→ **Selection**:
>> BEGIN
Comment 55•18 years ago
|
||
So the simple thing to do to find the caller seems to be to breakpoint in SecureSend, condition the breakpoint on the size being 1 byte, and look at the stack...
Comment 56•18 years ago
|
||
Yeah, boris, conditional breakpoint should reveal all. I'm testing with debug builds of NSS but not debug browser builds. suggested experiments: a) produce a file of all zero bytes, exactly the same length as 12-images.zip and name it to be a zip file, and upload it in the same way. Netlib and NSS should treat it exactly the same as 12-images.zip. I'd expect to see the same pattern of write sizes. Does that fail? b) rename the file from 12-images.zip to something else (e.g. 12-images.bin) and upload it, not as a zip file, but as an appliation/octet-stream. That should disable the on-the-fly zip file decoder at the receiver. Of course, netlib and NSS won't treat the file any differently due to the changed name and MIME type. I'd expect to see the same pattern of write sizes. Does that fail?
Comment 57•18 years ago
|
||
I did experiments like the ones I suggested above. Here are the results: -) copy 12-images.zip to 12-images.exe and upload it. Different name, different MIME type. Uploaded length: exactly the same as for 12-images.zip, namely Size: 883.99 K (905215 bytes) -) using program dd, create a new file of exactly the same length as as 12-images.zip, but whose contents are NOT a zip file. Named it 12-omages.zip. Uploaded it. Result: Size: 19.99 K (20479 bytes) truncated more severely!! Problem is sensitive to data content. Next I'll repeat that last experiment while running an SSL trace as before.
>> END
In the upload thread, rewrite the passage that opens with "Comment 55•18 years" and closes with "at the stack...", changing "SecureSend" to "ssl_SecureSend".

→ **Provided data**:
>> BEGIN
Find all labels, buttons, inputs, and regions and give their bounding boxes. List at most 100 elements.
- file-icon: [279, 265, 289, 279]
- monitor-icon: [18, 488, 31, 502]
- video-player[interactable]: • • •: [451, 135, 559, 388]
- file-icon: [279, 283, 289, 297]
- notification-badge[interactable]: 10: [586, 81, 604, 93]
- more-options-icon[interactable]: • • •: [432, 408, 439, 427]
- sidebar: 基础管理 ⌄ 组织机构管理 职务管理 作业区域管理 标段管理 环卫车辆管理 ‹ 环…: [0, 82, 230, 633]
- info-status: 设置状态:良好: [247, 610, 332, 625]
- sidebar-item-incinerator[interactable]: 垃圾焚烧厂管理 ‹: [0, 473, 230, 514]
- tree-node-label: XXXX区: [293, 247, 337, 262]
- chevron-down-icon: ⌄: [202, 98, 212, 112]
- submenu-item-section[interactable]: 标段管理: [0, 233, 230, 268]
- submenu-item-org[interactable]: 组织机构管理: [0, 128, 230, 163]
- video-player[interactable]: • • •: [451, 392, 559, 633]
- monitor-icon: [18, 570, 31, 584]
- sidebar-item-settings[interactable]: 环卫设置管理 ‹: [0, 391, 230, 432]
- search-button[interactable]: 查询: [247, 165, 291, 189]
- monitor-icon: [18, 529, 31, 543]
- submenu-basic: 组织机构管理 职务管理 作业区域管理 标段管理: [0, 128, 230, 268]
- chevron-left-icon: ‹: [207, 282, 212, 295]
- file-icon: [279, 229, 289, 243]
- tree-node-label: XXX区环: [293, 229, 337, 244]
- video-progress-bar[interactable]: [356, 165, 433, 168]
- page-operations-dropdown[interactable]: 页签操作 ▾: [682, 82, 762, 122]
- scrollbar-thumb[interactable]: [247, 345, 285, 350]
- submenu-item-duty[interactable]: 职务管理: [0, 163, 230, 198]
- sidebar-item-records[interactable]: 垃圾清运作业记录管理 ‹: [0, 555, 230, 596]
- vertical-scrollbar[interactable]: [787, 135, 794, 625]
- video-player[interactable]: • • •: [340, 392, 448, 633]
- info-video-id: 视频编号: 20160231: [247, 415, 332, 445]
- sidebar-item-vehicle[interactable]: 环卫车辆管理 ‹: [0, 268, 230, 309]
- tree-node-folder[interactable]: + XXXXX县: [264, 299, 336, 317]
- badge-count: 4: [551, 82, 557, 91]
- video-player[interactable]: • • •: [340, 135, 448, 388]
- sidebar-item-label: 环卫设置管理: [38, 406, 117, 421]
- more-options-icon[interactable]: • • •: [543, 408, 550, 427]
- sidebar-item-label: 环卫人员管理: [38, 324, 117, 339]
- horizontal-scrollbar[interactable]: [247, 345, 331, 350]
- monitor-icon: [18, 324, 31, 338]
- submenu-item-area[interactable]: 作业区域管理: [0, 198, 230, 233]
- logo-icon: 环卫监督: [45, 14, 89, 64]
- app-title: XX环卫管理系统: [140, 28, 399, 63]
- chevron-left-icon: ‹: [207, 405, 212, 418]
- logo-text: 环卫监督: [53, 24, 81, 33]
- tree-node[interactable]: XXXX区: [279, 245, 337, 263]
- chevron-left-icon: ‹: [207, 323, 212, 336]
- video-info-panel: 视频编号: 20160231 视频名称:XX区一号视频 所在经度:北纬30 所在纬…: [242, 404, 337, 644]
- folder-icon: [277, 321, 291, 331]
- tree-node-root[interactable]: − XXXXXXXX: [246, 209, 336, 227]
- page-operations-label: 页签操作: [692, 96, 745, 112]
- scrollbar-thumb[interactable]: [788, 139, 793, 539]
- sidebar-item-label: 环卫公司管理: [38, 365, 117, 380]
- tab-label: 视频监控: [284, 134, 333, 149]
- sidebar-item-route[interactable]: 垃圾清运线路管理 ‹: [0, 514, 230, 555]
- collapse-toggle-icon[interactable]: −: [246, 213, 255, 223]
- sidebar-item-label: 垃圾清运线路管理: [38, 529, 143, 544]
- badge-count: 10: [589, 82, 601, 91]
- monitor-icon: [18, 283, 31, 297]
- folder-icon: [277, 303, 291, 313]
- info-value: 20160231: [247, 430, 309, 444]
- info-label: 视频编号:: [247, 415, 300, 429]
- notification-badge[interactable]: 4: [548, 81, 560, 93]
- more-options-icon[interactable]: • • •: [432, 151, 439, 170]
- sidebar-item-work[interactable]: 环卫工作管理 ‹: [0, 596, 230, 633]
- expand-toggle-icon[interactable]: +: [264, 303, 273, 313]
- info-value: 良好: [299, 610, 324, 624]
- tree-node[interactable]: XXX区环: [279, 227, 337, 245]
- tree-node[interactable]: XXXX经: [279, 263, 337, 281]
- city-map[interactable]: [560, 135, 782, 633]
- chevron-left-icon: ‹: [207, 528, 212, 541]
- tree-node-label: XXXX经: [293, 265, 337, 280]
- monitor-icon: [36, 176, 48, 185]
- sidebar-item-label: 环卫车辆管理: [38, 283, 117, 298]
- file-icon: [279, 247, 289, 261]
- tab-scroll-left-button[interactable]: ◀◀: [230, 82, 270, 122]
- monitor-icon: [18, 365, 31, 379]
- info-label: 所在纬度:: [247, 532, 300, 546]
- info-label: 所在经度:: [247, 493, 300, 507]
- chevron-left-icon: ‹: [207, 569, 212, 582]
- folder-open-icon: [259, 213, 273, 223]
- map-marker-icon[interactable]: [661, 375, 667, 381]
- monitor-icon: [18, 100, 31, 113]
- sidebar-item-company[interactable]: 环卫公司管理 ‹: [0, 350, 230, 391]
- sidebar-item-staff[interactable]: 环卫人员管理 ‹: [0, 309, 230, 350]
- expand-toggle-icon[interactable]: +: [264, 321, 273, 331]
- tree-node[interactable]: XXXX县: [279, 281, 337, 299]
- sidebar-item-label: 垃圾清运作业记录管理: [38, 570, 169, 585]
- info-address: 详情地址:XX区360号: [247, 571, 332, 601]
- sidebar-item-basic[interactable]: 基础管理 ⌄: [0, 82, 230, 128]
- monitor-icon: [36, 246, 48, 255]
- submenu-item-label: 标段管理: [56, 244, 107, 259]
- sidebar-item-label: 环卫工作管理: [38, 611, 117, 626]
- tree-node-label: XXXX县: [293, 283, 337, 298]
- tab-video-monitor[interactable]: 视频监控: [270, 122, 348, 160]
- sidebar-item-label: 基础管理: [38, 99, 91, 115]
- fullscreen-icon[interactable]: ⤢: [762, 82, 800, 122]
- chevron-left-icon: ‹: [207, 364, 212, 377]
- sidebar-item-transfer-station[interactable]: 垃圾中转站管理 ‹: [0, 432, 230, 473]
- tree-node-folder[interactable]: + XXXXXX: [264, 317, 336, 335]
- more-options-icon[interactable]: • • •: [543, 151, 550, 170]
>> END
→ **Complete response**:
Comment 55•18 years ago
|
||
So the simple thing to do to find the caller seems to be to breakpoint in ssl_SecureSend, condition the breakpoint on the size being 1 byte, and look at the stack...